= Data items =

───

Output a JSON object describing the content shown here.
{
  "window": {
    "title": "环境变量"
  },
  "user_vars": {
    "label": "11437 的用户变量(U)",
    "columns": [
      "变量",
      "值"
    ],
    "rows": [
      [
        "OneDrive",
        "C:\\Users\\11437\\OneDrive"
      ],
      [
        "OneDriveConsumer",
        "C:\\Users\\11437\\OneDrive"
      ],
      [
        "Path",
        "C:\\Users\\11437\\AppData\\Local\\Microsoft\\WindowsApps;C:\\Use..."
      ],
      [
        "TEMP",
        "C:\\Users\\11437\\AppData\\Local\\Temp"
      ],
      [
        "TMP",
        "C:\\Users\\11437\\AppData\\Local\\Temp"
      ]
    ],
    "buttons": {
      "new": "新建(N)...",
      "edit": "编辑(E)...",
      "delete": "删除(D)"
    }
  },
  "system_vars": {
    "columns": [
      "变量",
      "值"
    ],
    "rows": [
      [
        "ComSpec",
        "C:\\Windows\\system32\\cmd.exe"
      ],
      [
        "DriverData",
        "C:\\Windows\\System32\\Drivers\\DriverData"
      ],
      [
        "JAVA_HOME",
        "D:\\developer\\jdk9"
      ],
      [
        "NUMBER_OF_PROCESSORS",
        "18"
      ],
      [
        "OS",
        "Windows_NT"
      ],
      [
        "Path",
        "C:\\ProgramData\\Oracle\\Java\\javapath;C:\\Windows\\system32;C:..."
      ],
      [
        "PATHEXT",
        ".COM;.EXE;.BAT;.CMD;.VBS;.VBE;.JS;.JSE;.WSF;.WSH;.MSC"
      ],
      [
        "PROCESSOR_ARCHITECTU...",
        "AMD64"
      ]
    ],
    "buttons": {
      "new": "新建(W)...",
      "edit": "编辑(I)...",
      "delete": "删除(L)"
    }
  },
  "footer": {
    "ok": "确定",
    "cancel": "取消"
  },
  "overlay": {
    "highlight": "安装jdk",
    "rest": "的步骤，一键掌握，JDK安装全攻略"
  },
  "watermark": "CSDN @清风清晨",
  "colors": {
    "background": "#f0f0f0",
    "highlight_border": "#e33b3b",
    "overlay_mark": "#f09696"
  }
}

───

The records above are to be repeated exactly, in their entirety.

= Exercise answer =
Output a JSON object describing the content shown here.
{
  "window": {
    "title": "环境变量"
  },
  "user_vars": {
    "label": "11437 的用户变量(U)",
    "columns": [
      "变量",
      "值"
    ],
    "rows": [
      [
        "OneDrive",
        "C:\\Users\\11437\\OneDrive"
      ],
      [
        "OneDriveConsumer",
        "C:\\Users\\11437\\OneDrive"
      ],
      [
        "Path",
        "C:\\Users\\11437\\AppData\\Local\\Microsoft\\WindowsApps;C:\\Use..."
      ],
      [
        "TEMP",
        "C:\\Users\\11437\\AppData\\Local\\Temp"
      ],
      [
        "TMP",
        "C:\\Users\\11437\\AppData\\Local\\Temp"
      ]
    ],
    "buttons": {
      "new": "新建(N)...",
      "edit": "编辑(E)...",
      "delete": "删除(D)"
    }
  },
  "system_vars": {
    "columns": [
      "变量",
      "值"
    ],
    "rows": [
      [
        "ComSpec",
        "C:\\Windows\\system32\\cmd.exe"
      ],
      [
        "DriverData",
        "C:\\Windows\\System32\\Drivers\\DriverData"
      ],
      [
        "JAVA_HOME",
        "D:\\developer\\jdk9"
      ],
      [
        "NUMBER_OF_PROCESSORS",
        "18"
      ],
      [
        "OS",
        "Windows_NT"
      ],
      [
        "Path",
        "C:\\ProgramData\\Oracle\\Java\\javapath;C:\\Windows\\system32;C:..."
      ],
      [
        "PATHEXT",
        ".COM;.EXE;.BAT;.CMD;.VBS;.VBE;.JS;.JSE;.WSF;.WSH;.MSC"
      ],
      [
        "PROCESSOR_ARCHITECTU...",
        "AMD64"
      ]
    ],
    "buttons": {
      "new": "新建(W)...",
      "edit": "编辑(I)...",
      "delete": "删除(L)"
    }
  },
  "footer": {
    "ok": "确定",
    "cancel": "取消"
  },
  "overlay": {
    "highlight": "安装jdk",
    "rest": "的步骤，一键掌握，JDK安装全攻略"
  },
  "watermark": "CSDN @清风清晨",
  "colors": {
    "background": "#f0f0f0",
    "highlight_border": "#e33b3b",
    "overlay_mark": "#f09696"
  }
}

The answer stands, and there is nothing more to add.